- _TASK PROMPT_: Retype every entry word for word.

- _DATASET ROWS_:
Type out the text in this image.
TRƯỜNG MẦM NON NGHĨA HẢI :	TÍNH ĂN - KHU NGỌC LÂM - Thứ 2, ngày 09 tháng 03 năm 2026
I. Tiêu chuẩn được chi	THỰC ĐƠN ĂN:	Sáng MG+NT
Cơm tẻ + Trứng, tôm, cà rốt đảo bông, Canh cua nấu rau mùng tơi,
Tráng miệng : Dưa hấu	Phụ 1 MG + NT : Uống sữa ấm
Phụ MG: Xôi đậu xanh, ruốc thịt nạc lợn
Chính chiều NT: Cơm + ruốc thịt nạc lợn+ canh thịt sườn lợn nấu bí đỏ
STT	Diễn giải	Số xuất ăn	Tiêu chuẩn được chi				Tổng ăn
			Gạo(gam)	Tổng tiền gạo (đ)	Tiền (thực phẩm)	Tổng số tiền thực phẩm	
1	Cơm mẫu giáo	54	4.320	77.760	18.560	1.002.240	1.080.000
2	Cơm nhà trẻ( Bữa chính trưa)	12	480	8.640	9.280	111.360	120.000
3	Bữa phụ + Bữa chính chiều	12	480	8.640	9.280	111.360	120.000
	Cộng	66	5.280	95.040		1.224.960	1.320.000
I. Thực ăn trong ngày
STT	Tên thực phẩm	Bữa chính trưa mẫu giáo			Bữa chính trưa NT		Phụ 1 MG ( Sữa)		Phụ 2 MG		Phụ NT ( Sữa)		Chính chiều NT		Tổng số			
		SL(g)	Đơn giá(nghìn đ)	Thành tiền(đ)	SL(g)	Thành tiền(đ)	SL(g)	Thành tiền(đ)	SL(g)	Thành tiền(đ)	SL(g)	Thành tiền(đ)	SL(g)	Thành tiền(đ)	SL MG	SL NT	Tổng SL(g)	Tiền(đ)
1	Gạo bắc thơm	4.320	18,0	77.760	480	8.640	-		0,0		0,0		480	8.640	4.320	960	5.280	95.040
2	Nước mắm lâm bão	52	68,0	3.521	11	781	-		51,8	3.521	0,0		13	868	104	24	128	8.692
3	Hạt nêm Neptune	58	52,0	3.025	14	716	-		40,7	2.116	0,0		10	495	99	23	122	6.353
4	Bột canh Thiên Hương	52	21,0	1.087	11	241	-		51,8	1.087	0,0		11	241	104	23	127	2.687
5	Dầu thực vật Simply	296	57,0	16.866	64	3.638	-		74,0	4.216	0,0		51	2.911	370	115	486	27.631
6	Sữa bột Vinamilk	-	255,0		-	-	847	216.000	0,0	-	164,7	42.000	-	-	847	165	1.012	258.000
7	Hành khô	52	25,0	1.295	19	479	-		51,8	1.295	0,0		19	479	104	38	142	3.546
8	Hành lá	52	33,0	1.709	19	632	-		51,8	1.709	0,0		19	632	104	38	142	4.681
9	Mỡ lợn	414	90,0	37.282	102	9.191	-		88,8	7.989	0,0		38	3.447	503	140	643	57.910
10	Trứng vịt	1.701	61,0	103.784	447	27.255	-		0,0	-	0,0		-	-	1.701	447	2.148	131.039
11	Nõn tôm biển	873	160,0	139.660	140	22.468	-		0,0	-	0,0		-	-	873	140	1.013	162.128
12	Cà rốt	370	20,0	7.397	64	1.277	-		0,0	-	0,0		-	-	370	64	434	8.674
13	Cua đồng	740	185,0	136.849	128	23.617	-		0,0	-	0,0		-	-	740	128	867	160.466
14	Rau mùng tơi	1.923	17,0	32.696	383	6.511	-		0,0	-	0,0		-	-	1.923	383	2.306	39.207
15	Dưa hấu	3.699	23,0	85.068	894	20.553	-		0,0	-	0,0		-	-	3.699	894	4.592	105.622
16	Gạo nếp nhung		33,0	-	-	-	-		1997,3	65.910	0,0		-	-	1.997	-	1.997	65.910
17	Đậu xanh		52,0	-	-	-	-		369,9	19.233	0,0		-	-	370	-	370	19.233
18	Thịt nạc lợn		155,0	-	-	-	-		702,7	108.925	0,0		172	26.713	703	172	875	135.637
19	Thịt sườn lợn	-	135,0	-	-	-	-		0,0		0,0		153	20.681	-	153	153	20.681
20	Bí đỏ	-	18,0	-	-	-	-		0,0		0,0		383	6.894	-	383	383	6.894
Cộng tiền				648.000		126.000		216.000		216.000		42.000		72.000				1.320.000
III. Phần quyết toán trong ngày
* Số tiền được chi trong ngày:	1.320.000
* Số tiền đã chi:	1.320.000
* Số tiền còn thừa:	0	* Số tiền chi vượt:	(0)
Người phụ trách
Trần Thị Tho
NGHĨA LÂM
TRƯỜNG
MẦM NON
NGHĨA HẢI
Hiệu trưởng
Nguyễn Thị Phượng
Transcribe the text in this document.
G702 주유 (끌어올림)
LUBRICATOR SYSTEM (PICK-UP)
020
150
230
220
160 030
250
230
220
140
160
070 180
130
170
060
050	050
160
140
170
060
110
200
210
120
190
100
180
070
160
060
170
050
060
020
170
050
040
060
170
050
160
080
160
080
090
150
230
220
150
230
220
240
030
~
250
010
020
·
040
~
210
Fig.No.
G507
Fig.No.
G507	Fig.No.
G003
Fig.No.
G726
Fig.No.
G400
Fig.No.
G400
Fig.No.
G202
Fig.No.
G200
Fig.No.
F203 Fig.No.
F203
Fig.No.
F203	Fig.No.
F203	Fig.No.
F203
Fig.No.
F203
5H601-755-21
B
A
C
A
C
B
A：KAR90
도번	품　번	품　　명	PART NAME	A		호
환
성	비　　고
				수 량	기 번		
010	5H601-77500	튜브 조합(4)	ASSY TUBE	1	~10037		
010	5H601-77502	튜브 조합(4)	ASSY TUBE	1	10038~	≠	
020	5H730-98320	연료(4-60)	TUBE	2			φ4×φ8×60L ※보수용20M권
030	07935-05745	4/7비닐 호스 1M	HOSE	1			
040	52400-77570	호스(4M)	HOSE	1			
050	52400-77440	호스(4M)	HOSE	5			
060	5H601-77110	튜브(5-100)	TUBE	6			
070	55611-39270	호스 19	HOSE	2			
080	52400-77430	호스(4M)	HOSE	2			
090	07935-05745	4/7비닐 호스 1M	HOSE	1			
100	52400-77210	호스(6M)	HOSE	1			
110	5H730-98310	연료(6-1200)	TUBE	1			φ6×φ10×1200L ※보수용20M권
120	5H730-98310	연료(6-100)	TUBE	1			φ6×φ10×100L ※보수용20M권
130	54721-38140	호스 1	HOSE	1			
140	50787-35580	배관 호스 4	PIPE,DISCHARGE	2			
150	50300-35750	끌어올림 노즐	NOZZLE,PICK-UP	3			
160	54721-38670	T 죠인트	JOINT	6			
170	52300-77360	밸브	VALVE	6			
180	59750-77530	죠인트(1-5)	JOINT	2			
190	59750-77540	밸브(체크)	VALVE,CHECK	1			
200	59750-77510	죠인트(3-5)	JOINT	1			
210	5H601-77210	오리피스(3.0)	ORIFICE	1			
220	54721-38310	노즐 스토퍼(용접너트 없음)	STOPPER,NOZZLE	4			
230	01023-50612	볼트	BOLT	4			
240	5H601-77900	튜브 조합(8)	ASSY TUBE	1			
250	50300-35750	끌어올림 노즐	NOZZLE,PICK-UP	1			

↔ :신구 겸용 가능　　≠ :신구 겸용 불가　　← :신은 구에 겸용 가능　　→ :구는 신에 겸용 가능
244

- _TASK SOLUTION_:
Type out the text in this image.
TRƯỜNG MẦM NON NGHĨA HẢI :	TÍNH ĂN - KHU NGỌC LÂM - Thứ 2, ngày 09 tháng 03 năm 2026
I. Tiêu chuẩn được chi	THỰC ĐƠN ĂN:	Sáng MG+NT
Cơm tẻ + Trứng, tôm, cà rốt đảo bông, Canh cua nấu rau mùng tơi,
Tráng miệng : Dưa hấu	Phụ 1 MG + NT : Uống sữa ấm
Phụ MG: Xôi đậu xanh, ruốc thịt nạc lợn
Chính chiều NT: Cơm + ruốc thịt nạc lợn+ canh thịt sườn lợn nấu bí đỏ
STT	Diễn giải	Số xuất ăn	Tiêu chuẩn được chi				Tổng ăn
			Gạo(gam)	Tổng tiền gạo (đ)	Tiền (thực phẩm)	Tổng số tiền thực phẩm	
1	Cơm mẫu giáo	54	4.320	77.760	18.560	1.002.240	1.080.000
2	Cơm nhà trẻ( Bữa chính trưa)	12	480	8.640	9.280	111.360	120.000
3	Bữa phụ + Bữa chính chiều	12	480	8.640	9.280	111.360	120.000
	Cộng	66	5.280	95.040		1.224.960	1.320.000
I. Thực ăn trong ngày
STT	Tên thực phẩm	Bữa chính trưa mẫu giáo			Bữa chính trưa NT		Phụ 1 MG ( Sữa)		Phụ 2 MG		Phụ NT ( Sữa)		Chính chiều NT		Tổng số			
		SL(g)	Đơn giá(nghìn đ)	Thành tiền(đ)	SL(g)	Thành tiền(đ)	SL(g)	Thành tiền(đ)	SL(g)	Thành tiền(đ)	SL(g)	Thành tiền(đ)	SL(g)	Thành tiền(đ)	SL MG	SL NT	Tổng SL(g)	Tiền(đ)
1	Gạo bắc thơm	4.320	18,0	77.760	480	8.640	-		0,0		0,0		480	8.640	4.320	960	5.280	95.040
2	Nước mắm lâm bão	52	68,0	3.521	11	781	-		51,8	3.521	0,0		13	868	104	24	128	8.692
3	Hạt nêm Neptune	58	52,0	3.025	14	716	-		40,7	2.116	0,0		10	495	99	23	122	6.353
4	Bột canh Thiên Hương	52	21,0	1.087	11	241	-		51,8	1.087	0,0		11	241	104	23	127	2.687
5	Dầu thực vật Simply	296	57,0	16.866	64	3.638	-		74,0	4.216	0,0		51	2.911	370	115	486	27.631
6	Sữa bột Vinamilk	-	255,0		-	-	847	216.000	0,0	-	164,7	42.000	-	-	847	165	1.012	258.000
7	Hành khô	52	25,0	1.295	19	479	-		51,8	1.295	0,0		19	479	104	38	142	3.546
8	Hành lá	52	33,0	1.709	19	632	-		51,8	1.709	0,0		19	632	104	38	142	4.681
9	Mỡ lợn	414	90,0	37.282	102	9.191	-		88,8	7.989	0,0		38	3.447	503	140	643	57.910
10	Trứng vịt	1.701	61,0	103.784	447	27.255	-		0,0	-	0,0		-	-	1.701	447	2.148	131.039
11	Nõn tôm biển	873	160,0	139.660	140	22.468	-		0,0	-	0,0		-	-	873	140	1.013	162.128
12	Cà rốt	370	20,0	7.397	64	1.277	-		0,0	-	0,0		-	-	370	64	434	8.674
13	Cua đồng	740	185,0	136.849	128	23.617	-		0,0	-	0,0		-	-	740	128	867	160.466
14	Rau mùng tơi	1.923	17,0	32.696	383	6.511	-		0,0	-	0,0		-	-	1.923	383	2.306	39.207
15	Dưa hấu	3.699	23,0	85.068	894	20.553	-		0,0	-	0,0		-	-	3.699	894	4.592	105.622
16	Gạo nếp nhung		33,0	-	-	-	-		1997,3	65.910	0,0		-	-	1.997	-	1.997	65.910
17	Đậu xanh		52,0	-	-	-	-		369,9	19.233	0,0		-	-	370	-	370	19.233
18	Thịt nạc lợn		155,0	-	-	-	-		702,7	108.925	0,0		172	26.713	703	172	875	135.637
19	Thịt sườn lợn	-	135,0	-	-	-	-		0,0		0,0		153	20.681	-	153	153	20.681
20	Bí đỏ	-	18,0	-	-	-	-		0,0		0,0		383	6.894	-	383	383	6.894
Cộng tiền				648.000		126.000		216.000		216.000		42.000		72.000				1.320.000
III. Phần quyết toán trong ngày
* Số tiền được chi trong ngày:	1.320.000
* Số tiền đã chi:	1.320.000
* Số tiền còn thừa:	0	* Số tiền chi vượt:	(0)
Người phụ trách
Trần Thị Tho
NGHĨA LÂM
TRƯỜNG
MẦM NON
NGHĨA HẢI
Hiệu trưởng
Nguyễn Thị Phượng
Transcribe the text in this document.
G702 주유 (끌어올림)
LUBRICATOR SYSTEM (PICK-UP)
020
150
230
220
160 030
250
230
220
140
160
070 180
130
170
060
050	050
160
140
170
060
110
200
210
120
190
100
180
070
160
060
170
050
060
020
170
050
040
060
170
050
160
080
160
080
090
150
230
220
150
230
220
240
030
~
250
010
020
·
040
~
210
Fig.No.
G507
Fig.No.
G507	Fig.No.
G003
Fig.No.
G726
Fig.No.
G400
Fig.No.
G400
Fig.No.
G202
Fig.No.
G200
Fig.No.
F203 Fig.No.
F203
Fig.No.
F203	Fig.No.
F203	Fig.No.
F203
Fig.No.
F203
5H601-755-21
B
A
C
A
C
B
A：KAR90
도번	품　번	품　　명	PART NAME	A		호
환
성	비　　고
				수 량	기 번		
010	5H601-77500	튜브 조합(4)	ASSY TUBE	1	~10037		
010	5H601-77502	튜브 조합(4)	ASSY TUBE	1	10038~	≠	
020	5H730-98320	연료(4-60)	TUBE	2			φ4×φ8×60L ※보수용20M권
030	07935-05745	4/7비닐 호스 1M	HOSE	1			
040	52400-77570	호스(4M)	HOSE	1			
050	52400-77440	호스(4M)	HOSE	5			
060	5H601-77110	튜브(5-100)	TUBE	6			
070	55611-39270	호스 19	HOSE	2			
080	52400-77430	호스(4M)	HOSE	2			
090	07935-05745	4/7비닐 호스 1M	HOSE	1			
100	52400-77210	호스(6M)	HOSE	1			
110	5H730-98310	연료(6-1200)	TUBE	1			φ6×φ10×1200L ※보수용20M권
120	5H730-98310	연료(6-100)	TUBE	1			φ6×φ10×100L ※보수용20M권
130	54721-38140	호스 1	HOSE	1			
140	50787-35580	배관 호스 4	PIPE,DISCHARGE	2			
150	50300-35750	끌어올림 노즐	NOZZLE,PICK-UP	3			
160	54721-38670	T 죠인트	JOINT	6			
170	52300-77360	밸브	VALVE	6			
180	59750-77530	죠인트(1-5)	JOINT	2			
190	59750-77540	밸브(체크)	VALVE,CHECK	1			
200	59750-77510	죠인트(3-5)	JOINT	1			
210	5H601-77210	오리피스(3.0)	ORIFICE	1			
220	54721-38310	노즐 스토퍼(용접너트 없음)	STOPPER,NOZZLE	4			
230	01023-50612	볼트	BOLT	4			
240	5H601-77900	튜브 조합(8)	ASSY TUBE	1			
250	50300-35750	끌어올림 노즐	NOZZLE,PICK-UP	1			

↔ :신구 겸용 가능　　≠ :신구 겸용 불가　　← :신은 구에 겸용 가능　　→ :구는 신에 겸용 가능
244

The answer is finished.